* _TASK INPUTS_:
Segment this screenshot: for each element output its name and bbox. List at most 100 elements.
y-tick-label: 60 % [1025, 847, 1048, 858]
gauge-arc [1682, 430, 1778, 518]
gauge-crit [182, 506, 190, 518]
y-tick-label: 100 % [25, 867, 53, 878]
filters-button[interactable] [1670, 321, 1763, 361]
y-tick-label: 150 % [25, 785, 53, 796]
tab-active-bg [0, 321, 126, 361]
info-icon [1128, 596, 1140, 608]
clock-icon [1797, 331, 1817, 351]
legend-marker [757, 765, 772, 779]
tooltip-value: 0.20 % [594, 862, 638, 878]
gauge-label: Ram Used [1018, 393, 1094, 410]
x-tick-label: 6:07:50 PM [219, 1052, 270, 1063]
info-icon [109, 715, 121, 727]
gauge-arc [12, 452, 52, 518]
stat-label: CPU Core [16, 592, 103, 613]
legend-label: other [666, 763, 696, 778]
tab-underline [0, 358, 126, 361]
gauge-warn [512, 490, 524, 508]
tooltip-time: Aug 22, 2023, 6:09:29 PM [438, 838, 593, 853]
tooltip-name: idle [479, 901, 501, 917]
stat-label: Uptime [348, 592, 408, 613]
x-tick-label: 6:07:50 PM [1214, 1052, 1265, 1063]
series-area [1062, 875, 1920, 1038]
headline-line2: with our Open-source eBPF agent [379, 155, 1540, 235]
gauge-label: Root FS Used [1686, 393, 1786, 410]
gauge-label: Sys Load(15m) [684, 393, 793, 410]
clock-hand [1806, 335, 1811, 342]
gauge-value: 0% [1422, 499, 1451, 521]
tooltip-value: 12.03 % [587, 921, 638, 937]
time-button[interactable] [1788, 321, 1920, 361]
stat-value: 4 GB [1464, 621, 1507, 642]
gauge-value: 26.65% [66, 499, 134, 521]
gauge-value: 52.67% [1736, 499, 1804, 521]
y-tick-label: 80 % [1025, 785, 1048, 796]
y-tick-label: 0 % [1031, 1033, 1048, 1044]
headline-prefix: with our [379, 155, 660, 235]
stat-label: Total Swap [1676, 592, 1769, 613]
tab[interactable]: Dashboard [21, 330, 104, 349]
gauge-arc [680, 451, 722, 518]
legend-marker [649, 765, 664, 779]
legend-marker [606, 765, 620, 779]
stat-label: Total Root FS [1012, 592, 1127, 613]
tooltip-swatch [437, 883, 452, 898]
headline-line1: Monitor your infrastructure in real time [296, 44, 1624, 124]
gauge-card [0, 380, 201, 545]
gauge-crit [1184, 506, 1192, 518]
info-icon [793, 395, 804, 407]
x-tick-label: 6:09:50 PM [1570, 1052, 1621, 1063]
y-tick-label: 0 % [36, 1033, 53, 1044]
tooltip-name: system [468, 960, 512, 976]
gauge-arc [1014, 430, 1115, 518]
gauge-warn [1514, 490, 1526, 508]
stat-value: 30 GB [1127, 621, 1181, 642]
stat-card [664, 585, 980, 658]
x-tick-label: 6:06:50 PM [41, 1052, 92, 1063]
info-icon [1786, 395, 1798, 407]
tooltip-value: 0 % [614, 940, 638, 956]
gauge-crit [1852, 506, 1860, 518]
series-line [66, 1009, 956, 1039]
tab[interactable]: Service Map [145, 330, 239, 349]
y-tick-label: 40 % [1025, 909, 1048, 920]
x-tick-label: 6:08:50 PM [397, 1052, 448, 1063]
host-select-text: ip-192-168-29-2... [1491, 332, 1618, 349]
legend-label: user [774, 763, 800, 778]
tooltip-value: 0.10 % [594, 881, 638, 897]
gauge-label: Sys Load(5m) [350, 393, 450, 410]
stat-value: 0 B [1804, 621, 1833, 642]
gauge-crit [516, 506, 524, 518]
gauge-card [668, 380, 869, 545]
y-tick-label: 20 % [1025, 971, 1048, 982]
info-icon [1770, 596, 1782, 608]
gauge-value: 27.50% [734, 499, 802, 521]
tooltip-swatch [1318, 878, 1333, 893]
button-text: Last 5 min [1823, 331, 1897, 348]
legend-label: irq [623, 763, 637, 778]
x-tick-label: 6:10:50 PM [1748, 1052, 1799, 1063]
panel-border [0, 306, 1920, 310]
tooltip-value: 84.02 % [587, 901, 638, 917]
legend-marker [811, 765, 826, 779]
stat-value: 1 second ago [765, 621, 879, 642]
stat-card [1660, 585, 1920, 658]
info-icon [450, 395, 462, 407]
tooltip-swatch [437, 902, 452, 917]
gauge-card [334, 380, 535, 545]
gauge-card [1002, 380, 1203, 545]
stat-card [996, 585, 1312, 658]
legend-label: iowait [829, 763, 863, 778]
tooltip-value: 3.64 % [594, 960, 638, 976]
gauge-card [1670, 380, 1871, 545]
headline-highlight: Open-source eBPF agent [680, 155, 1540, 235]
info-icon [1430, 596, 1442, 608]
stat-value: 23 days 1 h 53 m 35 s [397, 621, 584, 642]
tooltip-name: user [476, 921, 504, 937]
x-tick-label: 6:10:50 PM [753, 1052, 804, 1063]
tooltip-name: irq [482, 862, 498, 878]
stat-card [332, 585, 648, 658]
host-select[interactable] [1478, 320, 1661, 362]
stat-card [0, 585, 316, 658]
* * *
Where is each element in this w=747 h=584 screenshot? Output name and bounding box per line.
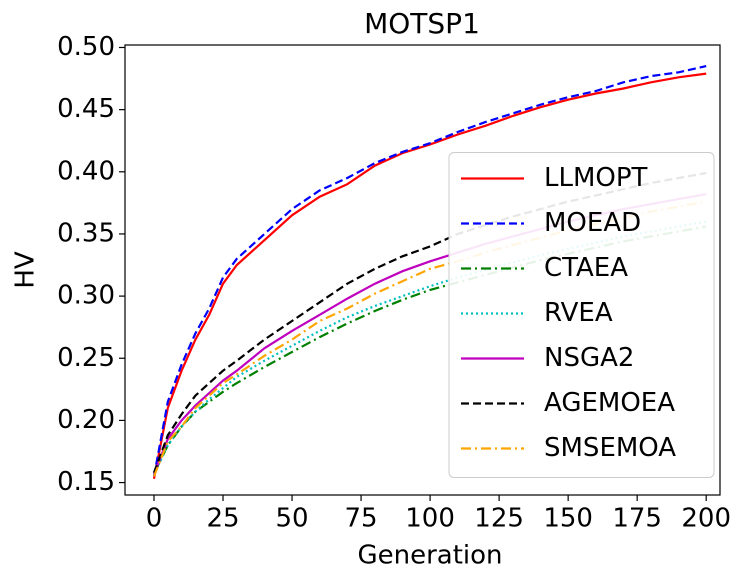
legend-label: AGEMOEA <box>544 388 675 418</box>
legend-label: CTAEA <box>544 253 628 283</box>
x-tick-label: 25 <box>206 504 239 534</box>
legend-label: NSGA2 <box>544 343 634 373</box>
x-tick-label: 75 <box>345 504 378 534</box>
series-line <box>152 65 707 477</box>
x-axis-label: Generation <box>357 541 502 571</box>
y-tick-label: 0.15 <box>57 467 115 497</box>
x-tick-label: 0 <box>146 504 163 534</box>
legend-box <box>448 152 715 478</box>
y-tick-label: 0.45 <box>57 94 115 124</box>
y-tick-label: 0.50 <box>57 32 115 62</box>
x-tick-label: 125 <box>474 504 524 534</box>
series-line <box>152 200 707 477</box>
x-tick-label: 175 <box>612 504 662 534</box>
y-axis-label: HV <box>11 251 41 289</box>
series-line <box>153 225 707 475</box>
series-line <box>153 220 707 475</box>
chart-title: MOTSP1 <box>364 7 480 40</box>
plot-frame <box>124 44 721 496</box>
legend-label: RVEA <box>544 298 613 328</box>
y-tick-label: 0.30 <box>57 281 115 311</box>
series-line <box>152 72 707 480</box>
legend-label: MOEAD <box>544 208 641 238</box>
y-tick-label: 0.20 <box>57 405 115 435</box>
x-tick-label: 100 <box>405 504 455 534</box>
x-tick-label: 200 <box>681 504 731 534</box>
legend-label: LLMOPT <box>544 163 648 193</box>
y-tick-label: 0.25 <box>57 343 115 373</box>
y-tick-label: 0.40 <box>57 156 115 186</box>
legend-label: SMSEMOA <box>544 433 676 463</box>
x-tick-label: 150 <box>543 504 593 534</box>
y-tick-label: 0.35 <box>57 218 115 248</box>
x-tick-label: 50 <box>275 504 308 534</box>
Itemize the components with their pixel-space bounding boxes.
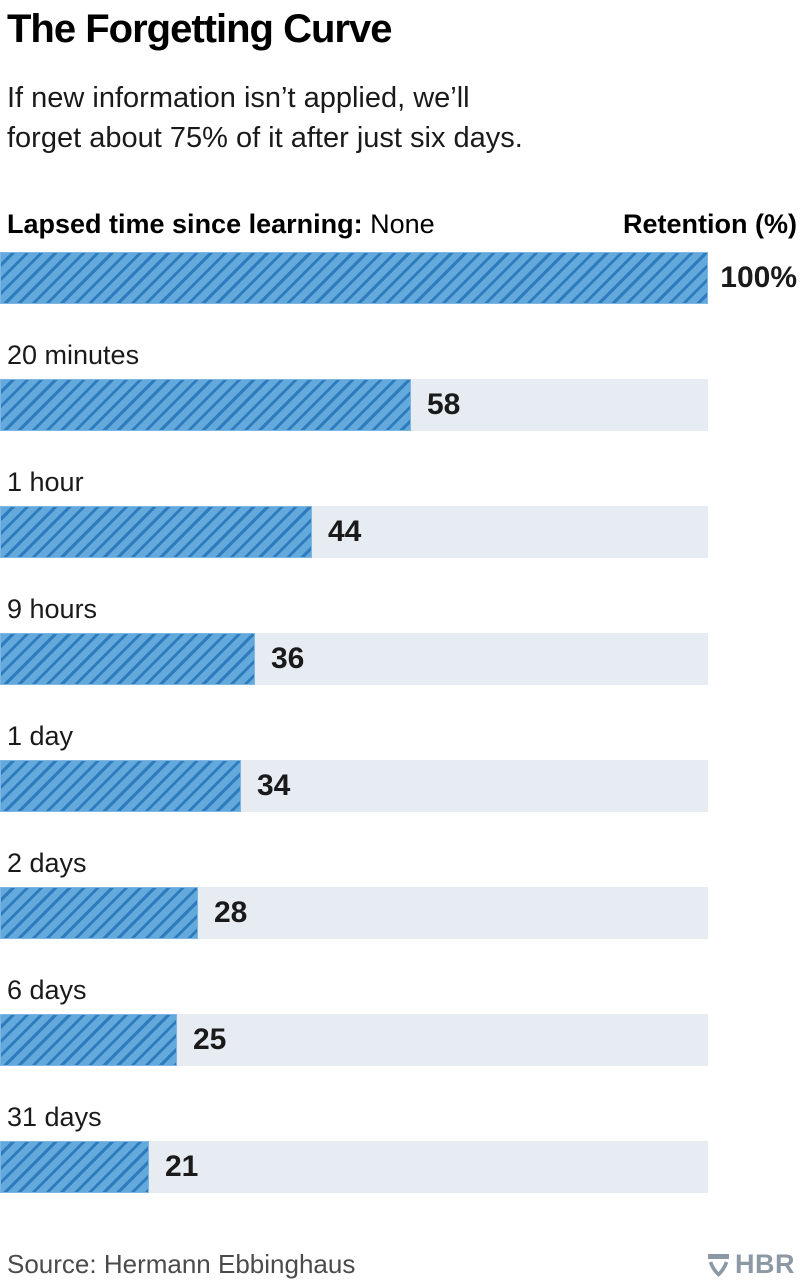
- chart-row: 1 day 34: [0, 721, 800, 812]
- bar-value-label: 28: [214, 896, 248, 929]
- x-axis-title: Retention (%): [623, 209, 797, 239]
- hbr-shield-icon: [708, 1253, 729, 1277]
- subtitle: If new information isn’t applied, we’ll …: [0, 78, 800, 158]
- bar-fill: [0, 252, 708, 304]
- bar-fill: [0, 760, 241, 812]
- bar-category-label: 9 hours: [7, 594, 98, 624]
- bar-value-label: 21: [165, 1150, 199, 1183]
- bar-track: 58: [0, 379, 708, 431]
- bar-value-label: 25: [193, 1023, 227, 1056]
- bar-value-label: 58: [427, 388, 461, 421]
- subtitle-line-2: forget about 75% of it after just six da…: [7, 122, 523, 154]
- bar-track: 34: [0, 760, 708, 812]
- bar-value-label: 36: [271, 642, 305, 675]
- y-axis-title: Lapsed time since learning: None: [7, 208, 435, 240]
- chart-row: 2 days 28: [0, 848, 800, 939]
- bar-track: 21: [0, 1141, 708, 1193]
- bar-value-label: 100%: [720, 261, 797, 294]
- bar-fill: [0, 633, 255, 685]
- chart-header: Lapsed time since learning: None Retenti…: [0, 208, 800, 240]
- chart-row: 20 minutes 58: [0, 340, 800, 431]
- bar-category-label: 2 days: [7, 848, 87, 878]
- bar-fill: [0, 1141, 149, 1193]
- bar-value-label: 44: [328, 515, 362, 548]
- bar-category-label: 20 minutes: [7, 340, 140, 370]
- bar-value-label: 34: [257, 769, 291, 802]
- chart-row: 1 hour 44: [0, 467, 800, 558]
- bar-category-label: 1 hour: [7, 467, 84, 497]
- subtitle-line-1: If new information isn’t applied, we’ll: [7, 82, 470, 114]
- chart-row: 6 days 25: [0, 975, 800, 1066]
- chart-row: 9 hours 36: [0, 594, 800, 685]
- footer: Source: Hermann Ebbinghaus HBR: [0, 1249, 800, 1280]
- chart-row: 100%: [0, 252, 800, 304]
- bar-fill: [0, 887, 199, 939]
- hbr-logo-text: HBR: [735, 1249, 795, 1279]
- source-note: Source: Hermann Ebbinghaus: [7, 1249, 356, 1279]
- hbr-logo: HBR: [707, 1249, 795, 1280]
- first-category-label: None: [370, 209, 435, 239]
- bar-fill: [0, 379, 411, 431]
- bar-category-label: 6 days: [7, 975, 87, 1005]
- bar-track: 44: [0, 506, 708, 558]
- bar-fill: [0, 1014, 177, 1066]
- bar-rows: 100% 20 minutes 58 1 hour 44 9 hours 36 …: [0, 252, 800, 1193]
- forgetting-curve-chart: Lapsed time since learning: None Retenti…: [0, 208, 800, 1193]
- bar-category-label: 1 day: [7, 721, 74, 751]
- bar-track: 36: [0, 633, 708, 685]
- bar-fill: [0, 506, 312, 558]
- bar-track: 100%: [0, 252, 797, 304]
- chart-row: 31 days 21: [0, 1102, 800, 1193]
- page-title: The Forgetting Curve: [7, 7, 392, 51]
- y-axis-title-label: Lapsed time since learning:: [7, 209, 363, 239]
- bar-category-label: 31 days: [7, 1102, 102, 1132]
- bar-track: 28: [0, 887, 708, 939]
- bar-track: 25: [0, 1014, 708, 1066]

* _AIM_: Reproduce the rows word for word, beginning with the one containing "Segment this screenshot: for" and stopping after the one containing "legend-marker [757, 765, 772, 779]".

* _THE OUTPUT_:
Segment this screenshot: for each element output its name and bbox. List at most 100 elements.
y-tick-label: 60 % [1025, 847, 1048, 858]
gauge-arc [1682, 430, 1778, 518]
gauge-crit [182, 506, 190, 518]
y-tick-label: 100 % [25, 867, 53, 878]
filters-button[interactable] [1670, 321, 1763, 361]
y-tick-label: 150 % [25, 785, 53, 796]
tab-active-bg [0, 321, 126, 361]
info-icon [1128, 596, 1140, 608]
clock-icon [1797, 331, 1817, 351]
legend-marker [757, 765, 772, 779]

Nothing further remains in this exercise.